→ REQUIREMENT 1: Give the dates of all events in the 2024 rail events text that involve Amtrak.
→ REQUIREMENT 2: According to the 2024 rail events text, which station opened on May 20?
→ REQUIREMENT 3: Write out the part of the 2024 rail events text between "- January 13" and "North Line opens.", inclusive.

→ PAGE TEXT:
____

= 2024 in rail transport in the United States =

The following are events related to Rail transportation in the United States that happened in 2024

==Events==
===January===
- January 1 - BNSF Railway takes over operations of Montana Rail Link.
- January 13 - Tri-Rail introduces direct shuttle service between Metrorail Transfer station and MiamiCentral.
- January 27 - Phoenix Valley Metro Rail extends 3 stations northwest from 19th Avenue/Dunlap to Metro Parkway via Northwest Extension Phase II.

===April===
- April 9 - Double Tracking on the South Shore Line is extended from Gary Metro Center to 11th Street station in Michigan City.
- April 27 – 2 Line of Link light rail opens 8 stations between South Bellevue and Redmond Technology.

===May===

- May 20 - Peterson/Ridge station on the Union Pacific North Line opens.
- May 21 - Amtrak introduces Borealis daily service between Chicago and St. Paul by extending one Hiawatha round-trip.

===July===
- July 1 - Tri-Rail introduces express service between West Palm Beach and MiamiCentral.

===August===
- August 5 - Damen station on the CTA Green Line opens providing more access to the United Center
- August 11 - Caltrain soft launches electrification along the San Francisco Peninsula.
- August 12 - SunRail extends 1 stop north from DeBary to DeLand.
- August 22 - Amtrak truncates Northeast Regional service from Newport News to Newport News Transportation Center.
- August 28 - Red Line of MAX Light Rail extends from Beaverton Transit Center to Hillsboro Airport/Fairgrounds.
- August 30 - 1 Line of Link light rail extends from Northgate to Lynnwood City Center via the Lynnwood Link extension with 4 new stations.

===September===
- September 21 - Caltrain begins full electric service between San Francisco and San Jose.
- September 28 - L Taraval of the Muni Metro resumes service between Wawona and 46th Avenue and Embarcadero.
- September 29 - Copper Line of the San Diego Trolley opens between Santee and El Cajon Transit Center.

===November===
- November 3 - Los Angeles Metro Rail: The C Line is rerouted to the new Aviation/Century station, and the southern section of the K Line between Aviation/Century station and Redondo Beach station opens.
- November 10 - Amtrak temporarily combines the Capitol Limited and Silver Star trains into the Floridian train between Chicago and Miami.

____

→ AVAILABLE DATA:
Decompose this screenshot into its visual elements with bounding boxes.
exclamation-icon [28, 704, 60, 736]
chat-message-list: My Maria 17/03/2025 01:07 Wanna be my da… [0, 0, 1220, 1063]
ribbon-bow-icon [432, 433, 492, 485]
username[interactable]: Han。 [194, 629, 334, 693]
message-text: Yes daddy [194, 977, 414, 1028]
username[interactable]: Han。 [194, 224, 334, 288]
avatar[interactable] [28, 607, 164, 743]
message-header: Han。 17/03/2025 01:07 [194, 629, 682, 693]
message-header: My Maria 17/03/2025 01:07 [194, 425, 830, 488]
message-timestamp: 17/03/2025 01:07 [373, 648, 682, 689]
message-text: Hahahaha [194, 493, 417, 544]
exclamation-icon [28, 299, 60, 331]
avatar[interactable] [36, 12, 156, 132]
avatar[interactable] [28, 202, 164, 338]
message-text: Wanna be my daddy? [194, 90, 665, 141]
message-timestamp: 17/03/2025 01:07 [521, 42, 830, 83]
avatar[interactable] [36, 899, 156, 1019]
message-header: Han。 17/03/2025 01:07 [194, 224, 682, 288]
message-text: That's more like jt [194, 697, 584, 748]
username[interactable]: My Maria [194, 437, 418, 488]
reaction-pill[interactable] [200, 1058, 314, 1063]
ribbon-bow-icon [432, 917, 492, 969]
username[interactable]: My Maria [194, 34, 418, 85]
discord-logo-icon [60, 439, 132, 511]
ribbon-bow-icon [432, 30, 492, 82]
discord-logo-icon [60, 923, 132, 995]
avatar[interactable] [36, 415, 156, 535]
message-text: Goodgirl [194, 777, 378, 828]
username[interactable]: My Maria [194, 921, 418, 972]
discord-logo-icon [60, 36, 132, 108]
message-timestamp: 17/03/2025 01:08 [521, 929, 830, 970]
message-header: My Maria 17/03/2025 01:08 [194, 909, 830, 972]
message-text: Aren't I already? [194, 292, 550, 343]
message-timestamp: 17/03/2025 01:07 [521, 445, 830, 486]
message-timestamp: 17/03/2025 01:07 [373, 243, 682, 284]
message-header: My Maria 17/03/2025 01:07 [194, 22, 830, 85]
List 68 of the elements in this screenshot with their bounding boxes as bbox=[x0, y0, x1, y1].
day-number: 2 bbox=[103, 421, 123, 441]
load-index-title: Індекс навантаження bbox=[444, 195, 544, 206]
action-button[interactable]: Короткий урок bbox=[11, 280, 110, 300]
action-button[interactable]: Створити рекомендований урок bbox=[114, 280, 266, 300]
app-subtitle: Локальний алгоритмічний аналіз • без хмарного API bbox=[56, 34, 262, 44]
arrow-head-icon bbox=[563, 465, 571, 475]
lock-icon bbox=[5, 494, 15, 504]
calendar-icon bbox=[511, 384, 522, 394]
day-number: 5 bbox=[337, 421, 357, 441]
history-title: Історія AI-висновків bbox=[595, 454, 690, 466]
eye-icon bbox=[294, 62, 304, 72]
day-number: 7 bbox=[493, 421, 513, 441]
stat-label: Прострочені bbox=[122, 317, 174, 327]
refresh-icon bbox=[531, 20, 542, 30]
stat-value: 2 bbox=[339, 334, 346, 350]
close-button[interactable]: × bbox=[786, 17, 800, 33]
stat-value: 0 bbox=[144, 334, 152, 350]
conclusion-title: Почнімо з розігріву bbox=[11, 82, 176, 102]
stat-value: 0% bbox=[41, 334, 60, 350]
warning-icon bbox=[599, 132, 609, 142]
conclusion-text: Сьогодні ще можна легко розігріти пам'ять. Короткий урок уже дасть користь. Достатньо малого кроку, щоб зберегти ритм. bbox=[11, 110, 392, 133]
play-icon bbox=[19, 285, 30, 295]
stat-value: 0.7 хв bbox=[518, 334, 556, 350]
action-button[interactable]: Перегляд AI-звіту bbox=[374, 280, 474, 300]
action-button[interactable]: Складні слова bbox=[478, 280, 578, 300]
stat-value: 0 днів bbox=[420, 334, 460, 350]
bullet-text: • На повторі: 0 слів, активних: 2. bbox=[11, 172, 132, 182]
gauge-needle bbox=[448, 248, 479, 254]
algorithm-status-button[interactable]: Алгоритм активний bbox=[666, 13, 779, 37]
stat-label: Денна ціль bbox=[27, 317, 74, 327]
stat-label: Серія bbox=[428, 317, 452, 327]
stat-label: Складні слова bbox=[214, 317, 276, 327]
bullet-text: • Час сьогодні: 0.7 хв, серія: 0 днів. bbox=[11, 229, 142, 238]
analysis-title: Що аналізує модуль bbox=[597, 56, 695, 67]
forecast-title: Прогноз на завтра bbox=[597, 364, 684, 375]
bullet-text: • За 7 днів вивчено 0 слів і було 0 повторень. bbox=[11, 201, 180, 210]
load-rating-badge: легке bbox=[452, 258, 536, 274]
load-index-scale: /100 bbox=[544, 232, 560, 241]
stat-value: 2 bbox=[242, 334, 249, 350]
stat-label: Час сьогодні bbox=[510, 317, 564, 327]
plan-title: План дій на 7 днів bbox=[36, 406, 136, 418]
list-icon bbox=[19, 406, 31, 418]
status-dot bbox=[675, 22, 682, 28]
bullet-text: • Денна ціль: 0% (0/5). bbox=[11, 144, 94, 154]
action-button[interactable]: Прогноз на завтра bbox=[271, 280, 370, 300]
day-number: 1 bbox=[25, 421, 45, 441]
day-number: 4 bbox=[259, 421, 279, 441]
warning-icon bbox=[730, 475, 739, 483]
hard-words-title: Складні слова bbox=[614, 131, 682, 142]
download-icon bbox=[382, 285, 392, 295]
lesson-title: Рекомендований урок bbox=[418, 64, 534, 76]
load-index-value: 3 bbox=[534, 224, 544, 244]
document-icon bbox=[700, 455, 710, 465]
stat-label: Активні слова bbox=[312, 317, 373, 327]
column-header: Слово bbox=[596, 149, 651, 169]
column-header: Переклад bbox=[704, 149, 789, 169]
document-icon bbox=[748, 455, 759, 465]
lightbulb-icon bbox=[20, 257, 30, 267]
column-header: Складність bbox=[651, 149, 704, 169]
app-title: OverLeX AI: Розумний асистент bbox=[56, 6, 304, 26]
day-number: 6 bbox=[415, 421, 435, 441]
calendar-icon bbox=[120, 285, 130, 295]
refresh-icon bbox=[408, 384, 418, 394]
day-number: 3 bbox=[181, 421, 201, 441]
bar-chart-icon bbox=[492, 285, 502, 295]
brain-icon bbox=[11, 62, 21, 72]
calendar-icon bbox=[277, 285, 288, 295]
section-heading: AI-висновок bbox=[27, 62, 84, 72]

____

→ EXERCISE ANSWER 1: May 21, August 22, November 10

→ EXERCISE ANSWER 2: Peterson/Ridge station on the Union Pacific North Line.

→ EXERCISE ANSWER 3:
- January 13 - Tri-Rail introduces direct shuttle service between Metrorail Transfer station and MiamiCentral.
- January 27 - Phoenix Valley Metro Rail extends 3 stations northwest from 19th Avenue/Dunlap to Metro Parkway via Northwest Extension Phase II.

===April===
- April 9 - Double Tracking on the South Shore Line is extended from Gary Metro Center to 11th Street station in Michigan City.
- April 27 – 2 Line of Link light rail opens 8 stations between South Bellevue and Redmond Technology.

===May===

- May 20 - Peterson/Ridge station on the Union Pacific North Line opens.